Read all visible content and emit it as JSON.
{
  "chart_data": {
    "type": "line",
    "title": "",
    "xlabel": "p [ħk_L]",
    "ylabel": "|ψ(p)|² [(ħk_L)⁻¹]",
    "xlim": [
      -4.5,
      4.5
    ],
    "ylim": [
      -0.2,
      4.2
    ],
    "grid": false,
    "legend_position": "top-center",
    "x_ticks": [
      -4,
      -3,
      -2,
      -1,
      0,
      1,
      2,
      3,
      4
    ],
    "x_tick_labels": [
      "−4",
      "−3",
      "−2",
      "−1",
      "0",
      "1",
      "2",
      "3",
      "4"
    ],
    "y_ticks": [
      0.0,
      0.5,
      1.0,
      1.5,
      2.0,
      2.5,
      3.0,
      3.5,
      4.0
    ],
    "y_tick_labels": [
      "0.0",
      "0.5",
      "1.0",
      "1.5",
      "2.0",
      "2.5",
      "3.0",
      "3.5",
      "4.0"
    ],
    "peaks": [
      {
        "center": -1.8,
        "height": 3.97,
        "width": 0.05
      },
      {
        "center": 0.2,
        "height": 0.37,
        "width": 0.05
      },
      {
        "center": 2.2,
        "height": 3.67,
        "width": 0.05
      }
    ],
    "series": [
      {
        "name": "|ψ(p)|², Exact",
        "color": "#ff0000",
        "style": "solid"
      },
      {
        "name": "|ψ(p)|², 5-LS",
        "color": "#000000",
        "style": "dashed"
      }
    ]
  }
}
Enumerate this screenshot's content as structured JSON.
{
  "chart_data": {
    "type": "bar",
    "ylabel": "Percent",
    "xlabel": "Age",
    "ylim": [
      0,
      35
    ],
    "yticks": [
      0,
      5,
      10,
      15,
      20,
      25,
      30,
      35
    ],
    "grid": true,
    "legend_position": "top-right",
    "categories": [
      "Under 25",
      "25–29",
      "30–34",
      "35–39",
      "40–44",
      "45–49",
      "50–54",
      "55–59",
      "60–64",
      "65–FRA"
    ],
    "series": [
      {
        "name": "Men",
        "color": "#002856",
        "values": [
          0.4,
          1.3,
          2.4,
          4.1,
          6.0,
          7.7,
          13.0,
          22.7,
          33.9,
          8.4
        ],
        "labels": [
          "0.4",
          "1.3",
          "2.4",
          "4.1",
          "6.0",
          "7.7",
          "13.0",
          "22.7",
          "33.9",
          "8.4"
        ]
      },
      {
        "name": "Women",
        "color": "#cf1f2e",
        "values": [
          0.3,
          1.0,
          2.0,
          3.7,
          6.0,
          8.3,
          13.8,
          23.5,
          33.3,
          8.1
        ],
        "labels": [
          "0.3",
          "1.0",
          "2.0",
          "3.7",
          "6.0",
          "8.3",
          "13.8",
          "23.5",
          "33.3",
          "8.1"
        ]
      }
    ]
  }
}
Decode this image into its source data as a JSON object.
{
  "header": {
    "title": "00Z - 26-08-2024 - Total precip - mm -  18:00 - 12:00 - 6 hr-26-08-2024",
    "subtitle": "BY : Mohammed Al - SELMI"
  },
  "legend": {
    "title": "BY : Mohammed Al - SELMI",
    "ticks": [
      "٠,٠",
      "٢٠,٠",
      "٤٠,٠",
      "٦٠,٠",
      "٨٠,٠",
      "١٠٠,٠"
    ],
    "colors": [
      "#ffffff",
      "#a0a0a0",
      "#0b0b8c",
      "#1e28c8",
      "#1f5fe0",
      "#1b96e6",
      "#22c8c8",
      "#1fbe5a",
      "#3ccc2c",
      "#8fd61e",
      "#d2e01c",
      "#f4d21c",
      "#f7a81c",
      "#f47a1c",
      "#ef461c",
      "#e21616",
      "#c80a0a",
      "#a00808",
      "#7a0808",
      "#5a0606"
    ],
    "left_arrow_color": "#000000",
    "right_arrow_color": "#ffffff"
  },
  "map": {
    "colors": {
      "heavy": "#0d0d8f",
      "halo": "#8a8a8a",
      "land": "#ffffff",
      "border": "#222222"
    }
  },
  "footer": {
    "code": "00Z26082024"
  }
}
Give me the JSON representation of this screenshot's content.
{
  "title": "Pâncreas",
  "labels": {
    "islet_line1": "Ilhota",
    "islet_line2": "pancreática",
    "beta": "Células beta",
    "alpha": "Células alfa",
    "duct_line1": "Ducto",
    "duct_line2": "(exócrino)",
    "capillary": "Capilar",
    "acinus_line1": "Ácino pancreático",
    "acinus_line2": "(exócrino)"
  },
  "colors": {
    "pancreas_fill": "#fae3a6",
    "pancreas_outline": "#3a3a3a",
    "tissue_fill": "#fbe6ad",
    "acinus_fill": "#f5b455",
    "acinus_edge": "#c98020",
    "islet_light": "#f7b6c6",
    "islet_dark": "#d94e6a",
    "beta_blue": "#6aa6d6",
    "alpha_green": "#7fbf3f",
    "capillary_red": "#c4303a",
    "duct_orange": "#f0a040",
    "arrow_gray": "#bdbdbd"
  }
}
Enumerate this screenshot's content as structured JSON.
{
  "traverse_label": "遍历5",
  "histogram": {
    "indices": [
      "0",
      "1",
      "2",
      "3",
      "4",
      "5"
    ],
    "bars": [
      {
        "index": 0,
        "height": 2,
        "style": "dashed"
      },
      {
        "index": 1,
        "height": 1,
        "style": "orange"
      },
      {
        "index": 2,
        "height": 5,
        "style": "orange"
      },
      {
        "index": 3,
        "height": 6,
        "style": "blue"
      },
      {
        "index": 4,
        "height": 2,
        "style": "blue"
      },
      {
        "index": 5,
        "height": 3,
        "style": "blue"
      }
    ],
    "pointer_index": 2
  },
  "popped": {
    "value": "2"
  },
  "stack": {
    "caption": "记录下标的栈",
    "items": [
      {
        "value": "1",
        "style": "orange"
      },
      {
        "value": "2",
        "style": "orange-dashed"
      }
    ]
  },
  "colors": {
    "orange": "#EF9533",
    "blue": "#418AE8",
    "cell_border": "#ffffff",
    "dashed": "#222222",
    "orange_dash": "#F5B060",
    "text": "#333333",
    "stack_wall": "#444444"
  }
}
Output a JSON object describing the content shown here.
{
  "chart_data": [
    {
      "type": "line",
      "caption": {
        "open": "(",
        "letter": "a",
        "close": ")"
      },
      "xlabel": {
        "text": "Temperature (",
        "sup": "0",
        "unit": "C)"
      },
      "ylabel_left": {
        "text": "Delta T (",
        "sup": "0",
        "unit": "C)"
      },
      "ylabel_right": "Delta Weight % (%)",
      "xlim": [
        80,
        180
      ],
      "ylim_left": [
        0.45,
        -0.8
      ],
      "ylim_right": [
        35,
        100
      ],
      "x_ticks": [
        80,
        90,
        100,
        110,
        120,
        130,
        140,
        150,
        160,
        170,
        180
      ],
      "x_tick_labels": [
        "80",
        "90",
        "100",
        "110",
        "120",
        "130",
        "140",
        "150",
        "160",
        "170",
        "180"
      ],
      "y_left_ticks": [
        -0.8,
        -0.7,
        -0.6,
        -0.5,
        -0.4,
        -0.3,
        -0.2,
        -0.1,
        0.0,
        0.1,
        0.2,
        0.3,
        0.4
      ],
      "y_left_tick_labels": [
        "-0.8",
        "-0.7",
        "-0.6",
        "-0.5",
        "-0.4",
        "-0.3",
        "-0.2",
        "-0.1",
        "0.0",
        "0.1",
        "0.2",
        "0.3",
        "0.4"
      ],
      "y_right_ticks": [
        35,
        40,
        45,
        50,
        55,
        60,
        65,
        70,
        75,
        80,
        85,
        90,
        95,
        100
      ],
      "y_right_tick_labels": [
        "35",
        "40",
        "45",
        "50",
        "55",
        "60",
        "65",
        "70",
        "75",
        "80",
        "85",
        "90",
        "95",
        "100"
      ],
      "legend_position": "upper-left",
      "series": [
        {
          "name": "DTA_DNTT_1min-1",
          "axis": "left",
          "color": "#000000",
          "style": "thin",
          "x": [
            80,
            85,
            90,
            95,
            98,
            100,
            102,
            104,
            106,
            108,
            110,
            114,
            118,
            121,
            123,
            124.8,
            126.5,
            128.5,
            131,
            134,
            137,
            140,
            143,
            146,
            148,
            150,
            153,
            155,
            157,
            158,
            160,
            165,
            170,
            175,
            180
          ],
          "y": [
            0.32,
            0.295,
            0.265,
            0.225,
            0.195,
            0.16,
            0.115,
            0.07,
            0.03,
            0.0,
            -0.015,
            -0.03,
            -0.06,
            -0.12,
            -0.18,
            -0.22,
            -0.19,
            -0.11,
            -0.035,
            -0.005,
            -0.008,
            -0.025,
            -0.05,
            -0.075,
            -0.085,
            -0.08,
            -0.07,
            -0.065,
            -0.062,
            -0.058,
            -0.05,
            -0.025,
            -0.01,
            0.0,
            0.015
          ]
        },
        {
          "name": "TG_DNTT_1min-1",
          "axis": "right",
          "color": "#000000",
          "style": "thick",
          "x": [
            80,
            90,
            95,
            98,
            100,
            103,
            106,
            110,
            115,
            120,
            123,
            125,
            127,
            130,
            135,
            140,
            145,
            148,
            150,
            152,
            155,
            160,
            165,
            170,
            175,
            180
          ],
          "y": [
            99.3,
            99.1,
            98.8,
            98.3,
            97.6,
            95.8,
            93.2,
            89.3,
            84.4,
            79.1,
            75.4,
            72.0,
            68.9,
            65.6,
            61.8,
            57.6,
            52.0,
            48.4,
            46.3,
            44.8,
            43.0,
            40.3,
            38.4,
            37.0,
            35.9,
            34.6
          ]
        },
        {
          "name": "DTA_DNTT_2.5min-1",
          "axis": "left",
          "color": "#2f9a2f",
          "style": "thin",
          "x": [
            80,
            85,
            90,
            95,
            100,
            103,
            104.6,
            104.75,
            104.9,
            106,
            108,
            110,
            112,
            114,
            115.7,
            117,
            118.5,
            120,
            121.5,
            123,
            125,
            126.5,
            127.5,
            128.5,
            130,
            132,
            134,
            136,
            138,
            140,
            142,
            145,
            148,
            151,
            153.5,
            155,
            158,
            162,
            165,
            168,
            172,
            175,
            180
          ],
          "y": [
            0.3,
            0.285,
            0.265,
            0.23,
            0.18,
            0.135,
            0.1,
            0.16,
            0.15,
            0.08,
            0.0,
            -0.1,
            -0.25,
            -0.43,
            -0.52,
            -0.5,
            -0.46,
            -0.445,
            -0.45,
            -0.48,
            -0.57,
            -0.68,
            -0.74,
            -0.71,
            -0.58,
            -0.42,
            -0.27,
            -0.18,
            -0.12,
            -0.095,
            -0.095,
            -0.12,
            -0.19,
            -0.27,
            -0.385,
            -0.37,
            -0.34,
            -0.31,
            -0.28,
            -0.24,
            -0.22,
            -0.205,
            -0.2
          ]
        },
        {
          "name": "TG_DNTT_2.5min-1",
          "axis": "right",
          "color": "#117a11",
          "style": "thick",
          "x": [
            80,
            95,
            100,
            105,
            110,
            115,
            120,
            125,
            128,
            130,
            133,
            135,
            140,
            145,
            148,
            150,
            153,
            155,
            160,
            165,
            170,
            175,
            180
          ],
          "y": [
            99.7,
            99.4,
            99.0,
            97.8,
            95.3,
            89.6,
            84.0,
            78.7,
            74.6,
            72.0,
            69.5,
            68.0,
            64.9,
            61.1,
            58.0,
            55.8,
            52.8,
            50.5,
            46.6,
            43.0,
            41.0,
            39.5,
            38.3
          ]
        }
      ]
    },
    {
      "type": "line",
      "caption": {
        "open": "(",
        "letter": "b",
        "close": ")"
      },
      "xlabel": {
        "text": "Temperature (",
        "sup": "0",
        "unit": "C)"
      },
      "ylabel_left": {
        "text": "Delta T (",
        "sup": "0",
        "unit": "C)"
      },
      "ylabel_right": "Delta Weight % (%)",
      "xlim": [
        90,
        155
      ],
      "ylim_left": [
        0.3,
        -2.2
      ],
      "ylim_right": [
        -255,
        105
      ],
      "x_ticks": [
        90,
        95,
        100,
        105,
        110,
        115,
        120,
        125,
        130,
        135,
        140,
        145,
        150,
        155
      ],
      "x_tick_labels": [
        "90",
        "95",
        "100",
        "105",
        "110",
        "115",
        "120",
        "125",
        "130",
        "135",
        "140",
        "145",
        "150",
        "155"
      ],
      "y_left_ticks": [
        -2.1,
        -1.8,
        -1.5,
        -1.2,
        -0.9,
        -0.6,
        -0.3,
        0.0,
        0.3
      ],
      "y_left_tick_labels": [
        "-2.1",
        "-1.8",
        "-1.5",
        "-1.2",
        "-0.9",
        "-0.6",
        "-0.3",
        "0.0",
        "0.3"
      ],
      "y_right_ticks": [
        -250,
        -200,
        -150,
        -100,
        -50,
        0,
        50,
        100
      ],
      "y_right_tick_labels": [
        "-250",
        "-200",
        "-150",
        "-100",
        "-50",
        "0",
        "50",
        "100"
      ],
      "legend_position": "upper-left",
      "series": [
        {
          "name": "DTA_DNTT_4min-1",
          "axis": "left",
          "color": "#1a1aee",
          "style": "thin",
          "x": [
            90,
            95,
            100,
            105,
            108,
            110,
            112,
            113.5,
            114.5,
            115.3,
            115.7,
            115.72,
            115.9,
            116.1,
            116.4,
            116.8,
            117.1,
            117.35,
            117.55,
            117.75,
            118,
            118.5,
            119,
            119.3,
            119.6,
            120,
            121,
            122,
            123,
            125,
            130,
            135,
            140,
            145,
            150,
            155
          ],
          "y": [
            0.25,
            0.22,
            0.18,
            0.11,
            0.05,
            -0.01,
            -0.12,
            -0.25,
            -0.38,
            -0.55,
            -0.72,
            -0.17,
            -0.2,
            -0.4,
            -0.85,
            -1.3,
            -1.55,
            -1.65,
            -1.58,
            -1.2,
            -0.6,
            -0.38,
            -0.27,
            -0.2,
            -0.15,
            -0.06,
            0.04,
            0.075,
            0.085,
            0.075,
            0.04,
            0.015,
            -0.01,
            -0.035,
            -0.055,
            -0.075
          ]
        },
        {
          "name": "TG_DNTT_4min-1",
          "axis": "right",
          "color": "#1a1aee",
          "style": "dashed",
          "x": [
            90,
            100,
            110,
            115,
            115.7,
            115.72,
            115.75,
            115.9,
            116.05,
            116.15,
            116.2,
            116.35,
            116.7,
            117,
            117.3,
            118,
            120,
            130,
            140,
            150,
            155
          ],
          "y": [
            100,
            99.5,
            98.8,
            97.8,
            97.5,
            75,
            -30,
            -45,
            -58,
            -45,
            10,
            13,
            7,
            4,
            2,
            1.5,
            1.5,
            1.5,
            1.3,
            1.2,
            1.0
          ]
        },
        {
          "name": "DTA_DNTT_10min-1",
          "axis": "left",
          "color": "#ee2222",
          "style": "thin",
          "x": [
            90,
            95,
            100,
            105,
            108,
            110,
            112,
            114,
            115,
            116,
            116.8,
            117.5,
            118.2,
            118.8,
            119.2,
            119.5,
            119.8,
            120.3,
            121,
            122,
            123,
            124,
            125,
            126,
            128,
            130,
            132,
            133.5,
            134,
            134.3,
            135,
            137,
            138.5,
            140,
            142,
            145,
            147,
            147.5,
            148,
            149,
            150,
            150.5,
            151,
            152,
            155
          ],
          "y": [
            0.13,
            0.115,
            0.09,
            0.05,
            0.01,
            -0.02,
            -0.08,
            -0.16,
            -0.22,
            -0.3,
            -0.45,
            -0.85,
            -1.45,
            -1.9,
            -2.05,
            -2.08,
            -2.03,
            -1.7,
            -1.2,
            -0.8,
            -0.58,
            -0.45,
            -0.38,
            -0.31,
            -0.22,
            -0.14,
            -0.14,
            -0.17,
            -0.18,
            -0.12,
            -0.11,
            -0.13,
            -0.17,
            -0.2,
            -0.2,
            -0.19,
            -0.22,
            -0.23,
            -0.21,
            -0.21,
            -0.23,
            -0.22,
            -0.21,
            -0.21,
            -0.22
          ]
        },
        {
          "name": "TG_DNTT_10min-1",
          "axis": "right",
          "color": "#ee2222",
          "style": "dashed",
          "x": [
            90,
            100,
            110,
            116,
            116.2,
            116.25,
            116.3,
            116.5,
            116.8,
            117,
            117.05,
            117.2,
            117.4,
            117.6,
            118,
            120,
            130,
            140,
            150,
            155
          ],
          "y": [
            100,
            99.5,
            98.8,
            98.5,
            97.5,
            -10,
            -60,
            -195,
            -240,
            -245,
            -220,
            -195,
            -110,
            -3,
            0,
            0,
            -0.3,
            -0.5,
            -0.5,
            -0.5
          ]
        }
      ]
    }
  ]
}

+===+

*TASK BRIEF*.
Display every line of the listing that contains the string "object".

*WRITTEN RESPONSE*.
Decode this image into its source data as a JSON object.
Output a JSON object describing the content shown here.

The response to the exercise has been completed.